Exercise directions:
Establish how many lines in the material include the string "contents" and report it as a lone number.

═══ Entries supplied

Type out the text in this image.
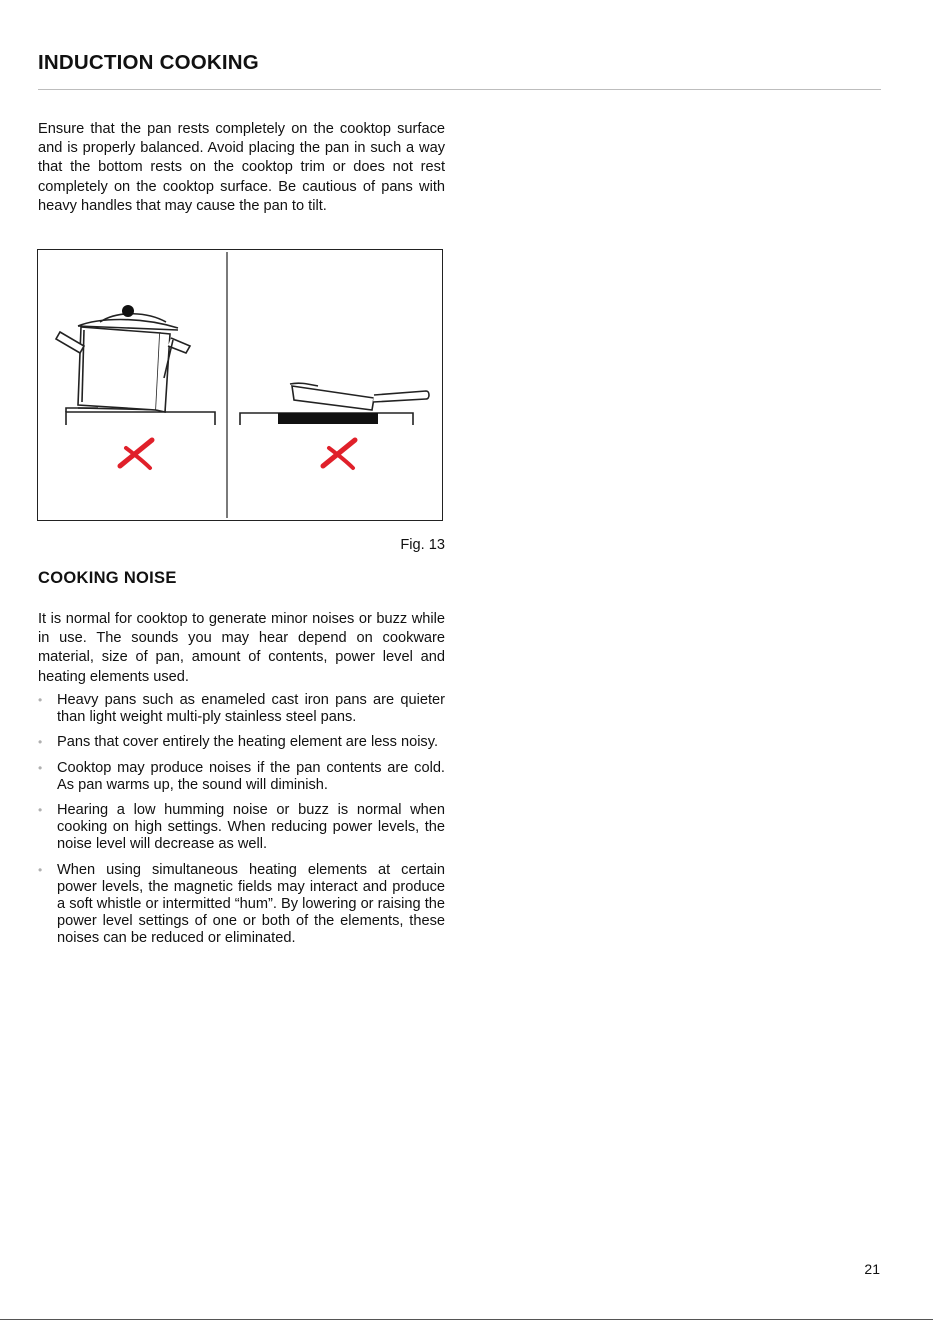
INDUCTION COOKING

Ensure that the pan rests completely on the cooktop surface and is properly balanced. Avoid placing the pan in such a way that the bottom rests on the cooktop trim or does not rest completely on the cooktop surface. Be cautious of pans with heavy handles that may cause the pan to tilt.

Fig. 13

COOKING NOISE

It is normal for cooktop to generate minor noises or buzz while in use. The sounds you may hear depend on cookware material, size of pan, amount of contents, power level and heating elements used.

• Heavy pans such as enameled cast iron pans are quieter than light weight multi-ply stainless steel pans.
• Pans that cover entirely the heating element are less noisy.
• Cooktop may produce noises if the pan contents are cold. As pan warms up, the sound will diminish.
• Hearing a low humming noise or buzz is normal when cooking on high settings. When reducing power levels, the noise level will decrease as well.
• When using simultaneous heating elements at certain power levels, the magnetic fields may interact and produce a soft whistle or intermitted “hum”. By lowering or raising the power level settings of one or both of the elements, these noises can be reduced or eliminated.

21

══════
═══ Entries supplied

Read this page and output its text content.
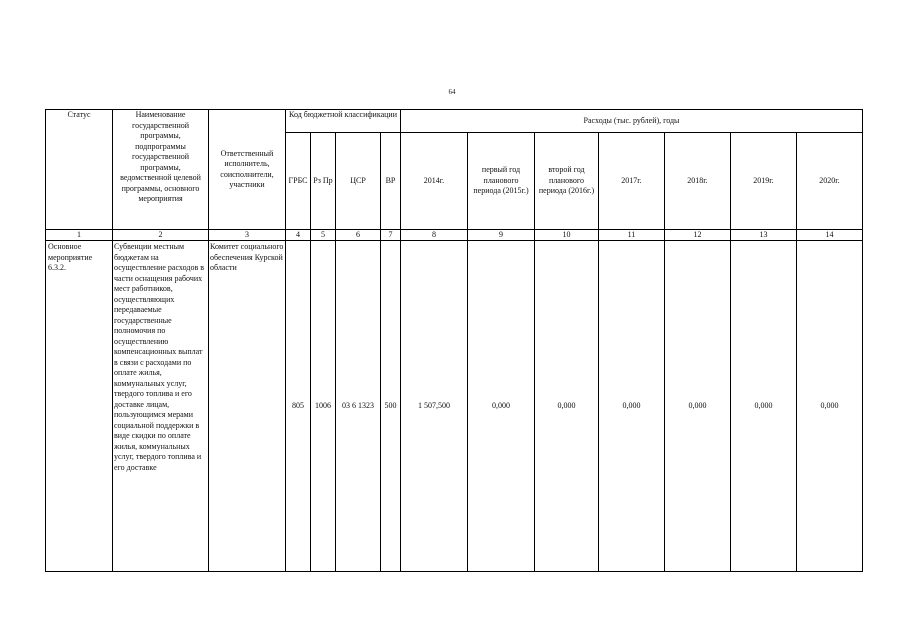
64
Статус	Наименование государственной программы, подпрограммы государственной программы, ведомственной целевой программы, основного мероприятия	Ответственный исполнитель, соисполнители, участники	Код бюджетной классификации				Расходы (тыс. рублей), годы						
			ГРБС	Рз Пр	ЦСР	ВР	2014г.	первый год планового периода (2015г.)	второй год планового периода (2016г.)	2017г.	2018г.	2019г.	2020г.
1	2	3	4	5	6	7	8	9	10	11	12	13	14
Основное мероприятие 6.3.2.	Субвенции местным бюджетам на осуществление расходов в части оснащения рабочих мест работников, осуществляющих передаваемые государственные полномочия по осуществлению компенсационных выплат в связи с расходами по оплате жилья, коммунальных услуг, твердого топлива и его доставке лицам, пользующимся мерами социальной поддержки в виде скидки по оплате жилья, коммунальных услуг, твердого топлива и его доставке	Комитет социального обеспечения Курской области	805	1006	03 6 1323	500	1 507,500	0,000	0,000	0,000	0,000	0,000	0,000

══════

Exercise response:
2